-- Begin Material for this task --

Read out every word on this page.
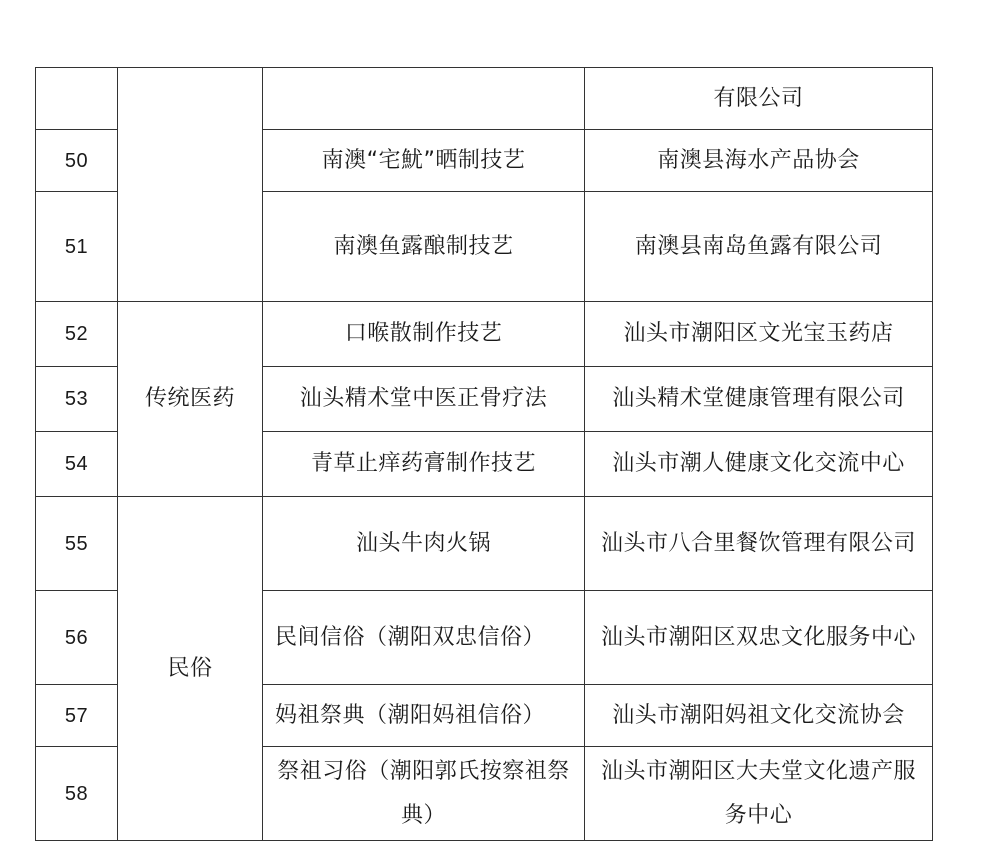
			有限公司
50		南澳“宅魷”晒制技艺	南澳县海水产品协会
51		南澳鱼露酿制技艺	南澳县南岛鱼露有限公司
52	传统医药	口喉散制作技艺	汕头市潮阳区文光宝玉药店
53		汕头精术堂中医正骨疗法	汕头精术堂健康管理有限公司
54		青草止痒药膏制作技艺	汕头市潮人健康文化交流中心
55	民俗	汕头牛肉火锅	汕头市八合里餐饮管理有限公司
56		民间信俗（潮阳双忠信俗）	汕头市潮阳区双忠文化服务中心
57		妈祖祭典（潮阳妈祖信俗）	汕头市潮阳妈祖文化交流协会
58		祭祖习俗（潮阳郭氏按察祖祭典）	汕头市潮阳区大夫堂文化遗产服务中心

-- End Material for this task --

What you need to do – Please repeat the entries exactly. Do not include the pictures.

Solution for this problem –
Read out every word on this page.
			有限公司
50		南澳“宅魷”晒制技艺	南澳县海水产品协会
51		南澳鱼露酿制技艺	南澳县南岛鱼露有限公司
52	传统医药	口喉散制作技艺	汕头市潮阳区文光宝玉药店
53		汕头精术堂中医正骨疗法	汕头精术堂健康管理有限公司
54		青草止痒药膏制作技艺	汕头市潮人健康文化交流中心
55	民俗	汕头牛肉火锅	汕头市八合里餐饮管理有限公司
56		民间信俗（潮阳双忠信俗）	汕头市潮阳区双忠文化服务中心
57		妈祖祭典（潮阳妈祖信俗）	汕头市潮阳妈祖文化交流协会
58		祭祖习俗（潮阳郭氏按察祖祭典）	汕头市潮阳区大夫堂文化遗产服务中心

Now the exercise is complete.